§ EXERCISE DIRECTIONS:
Set down the records word for word, from their first line through the line that contains "table-row-desc2: 3,I-2,2+0,8 (413, 965, 560, 997)", including that line.
==== DATA FOR PROCESSING ====
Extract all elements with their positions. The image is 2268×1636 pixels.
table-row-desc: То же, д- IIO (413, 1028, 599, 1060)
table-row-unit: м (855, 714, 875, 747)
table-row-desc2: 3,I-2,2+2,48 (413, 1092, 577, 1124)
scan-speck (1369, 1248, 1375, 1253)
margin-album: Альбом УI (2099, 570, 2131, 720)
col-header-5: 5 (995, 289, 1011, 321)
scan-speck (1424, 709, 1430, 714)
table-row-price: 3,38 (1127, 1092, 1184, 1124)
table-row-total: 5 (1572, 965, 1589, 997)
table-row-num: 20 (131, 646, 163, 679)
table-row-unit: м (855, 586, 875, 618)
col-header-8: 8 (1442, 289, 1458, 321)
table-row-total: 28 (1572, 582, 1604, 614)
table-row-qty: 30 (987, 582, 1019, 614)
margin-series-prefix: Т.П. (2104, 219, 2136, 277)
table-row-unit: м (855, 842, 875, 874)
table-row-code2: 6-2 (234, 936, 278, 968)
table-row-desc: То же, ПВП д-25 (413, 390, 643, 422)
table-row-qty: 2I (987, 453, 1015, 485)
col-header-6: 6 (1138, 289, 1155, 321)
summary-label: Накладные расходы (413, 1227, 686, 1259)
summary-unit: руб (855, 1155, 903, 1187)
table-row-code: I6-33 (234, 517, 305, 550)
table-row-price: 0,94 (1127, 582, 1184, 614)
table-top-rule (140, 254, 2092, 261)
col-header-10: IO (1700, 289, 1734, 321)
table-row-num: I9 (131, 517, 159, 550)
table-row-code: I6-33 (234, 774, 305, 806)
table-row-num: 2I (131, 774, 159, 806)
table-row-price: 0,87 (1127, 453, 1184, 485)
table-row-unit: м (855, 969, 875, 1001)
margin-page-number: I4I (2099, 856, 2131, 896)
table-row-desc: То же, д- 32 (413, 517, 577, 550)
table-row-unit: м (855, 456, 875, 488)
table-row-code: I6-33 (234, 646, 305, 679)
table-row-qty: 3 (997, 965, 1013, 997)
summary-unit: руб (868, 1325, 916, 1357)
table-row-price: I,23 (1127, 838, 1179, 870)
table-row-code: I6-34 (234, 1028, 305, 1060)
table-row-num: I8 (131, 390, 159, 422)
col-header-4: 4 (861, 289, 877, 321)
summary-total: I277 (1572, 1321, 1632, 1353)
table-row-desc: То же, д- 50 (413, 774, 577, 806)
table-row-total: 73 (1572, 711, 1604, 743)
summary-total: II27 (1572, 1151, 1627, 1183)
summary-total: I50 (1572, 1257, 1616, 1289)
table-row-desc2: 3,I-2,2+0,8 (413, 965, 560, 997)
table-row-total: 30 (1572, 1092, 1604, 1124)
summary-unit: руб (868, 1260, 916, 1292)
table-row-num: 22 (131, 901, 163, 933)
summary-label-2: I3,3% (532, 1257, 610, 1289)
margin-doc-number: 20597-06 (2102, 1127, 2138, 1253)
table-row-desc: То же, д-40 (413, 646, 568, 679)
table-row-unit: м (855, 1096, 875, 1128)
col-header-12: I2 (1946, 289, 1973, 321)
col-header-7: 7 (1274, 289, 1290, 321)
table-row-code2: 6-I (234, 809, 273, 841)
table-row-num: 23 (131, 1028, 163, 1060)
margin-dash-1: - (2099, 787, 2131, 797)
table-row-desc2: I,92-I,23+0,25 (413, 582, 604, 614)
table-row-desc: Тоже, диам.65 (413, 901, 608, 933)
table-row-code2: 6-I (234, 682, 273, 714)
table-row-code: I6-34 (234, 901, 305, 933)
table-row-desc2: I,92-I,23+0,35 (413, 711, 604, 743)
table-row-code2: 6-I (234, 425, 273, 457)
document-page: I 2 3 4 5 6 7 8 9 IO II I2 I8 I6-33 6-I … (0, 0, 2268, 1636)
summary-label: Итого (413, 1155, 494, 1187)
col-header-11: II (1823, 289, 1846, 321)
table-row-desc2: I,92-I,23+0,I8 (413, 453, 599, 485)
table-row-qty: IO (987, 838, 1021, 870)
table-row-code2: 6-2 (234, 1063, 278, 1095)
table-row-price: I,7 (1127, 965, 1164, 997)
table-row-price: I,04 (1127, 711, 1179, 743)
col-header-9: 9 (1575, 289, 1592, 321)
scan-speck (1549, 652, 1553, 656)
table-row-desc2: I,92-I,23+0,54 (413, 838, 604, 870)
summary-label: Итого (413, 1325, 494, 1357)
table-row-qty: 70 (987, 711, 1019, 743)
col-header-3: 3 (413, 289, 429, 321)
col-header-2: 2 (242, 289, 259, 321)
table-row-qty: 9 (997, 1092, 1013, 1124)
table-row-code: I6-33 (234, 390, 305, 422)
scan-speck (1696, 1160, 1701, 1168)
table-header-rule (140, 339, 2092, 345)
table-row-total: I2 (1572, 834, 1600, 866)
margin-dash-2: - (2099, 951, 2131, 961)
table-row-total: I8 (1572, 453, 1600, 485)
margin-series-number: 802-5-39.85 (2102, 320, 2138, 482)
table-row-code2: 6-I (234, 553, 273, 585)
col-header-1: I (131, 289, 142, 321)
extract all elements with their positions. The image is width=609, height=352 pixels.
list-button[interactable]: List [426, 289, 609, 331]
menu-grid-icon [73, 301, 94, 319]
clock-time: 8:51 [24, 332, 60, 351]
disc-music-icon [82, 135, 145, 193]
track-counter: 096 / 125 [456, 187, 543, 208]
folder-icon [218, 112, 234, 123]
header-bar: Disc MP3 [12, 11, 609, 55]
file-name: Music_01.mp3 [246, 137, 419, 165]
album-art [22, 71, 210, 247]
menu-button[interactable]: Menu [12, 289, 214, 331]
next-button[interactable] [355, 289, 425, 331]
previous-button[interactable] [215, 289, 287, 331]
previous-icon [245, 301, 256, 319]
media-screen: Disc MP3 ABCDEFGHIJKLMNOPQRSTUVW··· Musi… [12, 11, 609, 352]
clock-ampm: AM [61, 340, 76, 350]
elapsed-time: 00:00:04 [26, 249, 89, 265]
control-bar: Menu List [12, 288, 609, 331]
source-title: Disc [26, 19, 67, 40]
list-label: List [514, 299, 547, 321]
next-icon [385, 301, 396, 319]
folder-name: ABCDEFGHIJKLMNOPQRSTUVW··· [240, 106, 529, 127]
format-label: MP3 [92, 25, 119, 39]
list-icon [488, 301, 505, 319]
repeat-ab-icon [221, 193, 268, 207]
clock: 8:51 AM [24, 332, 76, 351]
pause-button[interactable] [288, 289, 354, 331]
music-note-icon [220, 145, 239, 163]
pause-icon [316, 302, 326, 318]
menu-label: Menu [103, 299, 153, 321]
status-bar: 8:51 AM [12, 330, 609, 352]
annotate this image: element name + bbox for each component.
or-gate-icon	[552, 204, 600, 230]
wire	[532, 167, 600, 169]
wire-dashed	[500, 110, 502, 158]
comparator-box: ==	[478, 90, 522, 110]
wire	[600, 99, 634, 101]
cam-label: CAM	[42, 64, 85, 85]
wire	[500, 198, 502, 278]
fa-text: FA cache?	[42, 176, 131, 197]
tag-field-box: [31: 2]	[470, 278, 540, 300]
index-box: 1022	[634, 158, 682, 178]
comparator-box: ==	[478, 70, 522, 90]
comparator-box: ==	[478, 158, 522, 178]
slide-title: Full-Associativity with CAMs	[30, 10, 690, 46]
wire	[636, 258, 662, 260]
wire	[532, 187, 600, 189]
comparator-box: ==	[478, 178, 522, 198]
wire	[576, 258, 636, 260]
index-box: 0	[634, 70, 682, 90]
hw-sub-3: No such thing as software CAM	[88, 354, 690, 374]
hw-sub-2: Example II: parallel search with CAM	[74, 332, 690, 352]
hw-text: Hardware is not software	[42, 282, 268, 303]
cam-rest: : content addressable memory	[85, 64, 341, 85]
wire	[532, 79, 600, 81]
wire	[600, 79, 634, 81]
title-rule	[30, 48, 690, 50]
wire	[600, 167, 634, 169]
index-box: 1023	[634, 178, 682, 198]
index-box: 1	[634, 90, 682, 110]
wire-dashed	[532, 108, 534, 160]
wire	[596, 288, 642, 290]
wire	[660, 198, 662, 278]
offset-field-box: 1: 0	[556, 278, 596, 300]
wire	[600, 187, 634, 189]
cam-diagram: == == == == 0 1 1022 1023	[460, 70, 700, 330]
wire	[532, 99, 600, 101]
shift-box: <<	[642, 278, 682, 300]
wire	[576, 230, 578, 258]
====
§ RESPONSE:
Extract all elements with their positions. The image is 2268×1636 pixels.
table-row-desc: То же, д- IIO (413, 1028, 599, 1060)
table-row-unit: м (855, 714, 875, 747)
table-row-desc2: 3,I-2,2+2,48 (413, 1092, 577, 1124)
scan-speck (1369, 1248, 1375, 1253)
margin-album: Альбом УI (2099, 570, 2131, 720)
col-header-5: 5 (995, 289, 1011, 321)
scan-speck (1424, 709, 1430, 714)
table-row-price: 3,38 (1127, 1092, 1184, 1124)
table-row-total: 5 (1572, 965, 1589, 997)
table-row-num: 20 (131, 646, 163, 679)
table-row-unit: м (855, 586, 875, 618)
col-header-8: 8 (1442, 289, 1458, 321)
table-row-total: 28 (1572, 582, 1604, 614)
table-row-qty: 30 (987, 582, 1019, 614)
margin-series-prefix: Т.П. (2104, 219, 2136, 277)
table-row-unit: м (855, 842, 875, 874)
table-row-code2: 6-2 (234, 936, 278, 968)
table-row-desc: То же, ПВП д-25 (413, 390, 643, 422)
table-row-qty: 2I (987, 453, 1015, 485)
col-header-6: 6 (1138, 289, 1155, 321)
summary-label: Накладные расходы (413, 1227, 686, 1259)
summary-unit: руб (855, 1155, 903, 1187)
table-row-code: I6-33 (234, 517, 305, 550)
table-row-price: 0,94 (1127, 582, 1184, 614)
table-top-rule (140, 254, 2092, 261)
col-header-10: IO (1700, 289, 1734, 321)
table-row-num: I9 (131, 517, 159, 550)
table-row-code: I6-33 (234, 774, 305, 806)
table-row-num: 2I (131, 774, 159, 806)
table-row-price: 0,87 (1127, 453, 1184, 485)
table-row-unit: м (855, 969, 875, 1001)
margin-page-number: I4I (2099, 856, 2131, 896)
table-row-desc: То же, д- 32 (413, 517, 577, 550)
table-row-unit: м (855, 456, 875, 488)
table-row-code: I6-33 (234, 646, 305, 679)
table-row-qty: 3 (997, 965, 1013, 997)
summary-unit: руб (868, 1325, 916, 1357)
table-row-price: I,23 (1127, 838, 1179, 870)
table-row-code: I6-34 (234, 1028, 305, 1060)
table-row-num: I8 (131, 390, 159, 422)
col-header-4: 4 (861, 289, 877, 321)
summary-total: I277 (1572, 1321, 1632, 1353)
table-row-desc: То же, д- 50 (413, 774, 577, 806)
table-row-total: 73 (1572, 711, 1604, 743)
summary-total: II27 (1572, 1151, 1627, 1183)
summary-total: I50 (1572, 1257, 1616, 1289)
table-row-desc2: 3,I-2,2+0,8 (413, 965, 560, 997)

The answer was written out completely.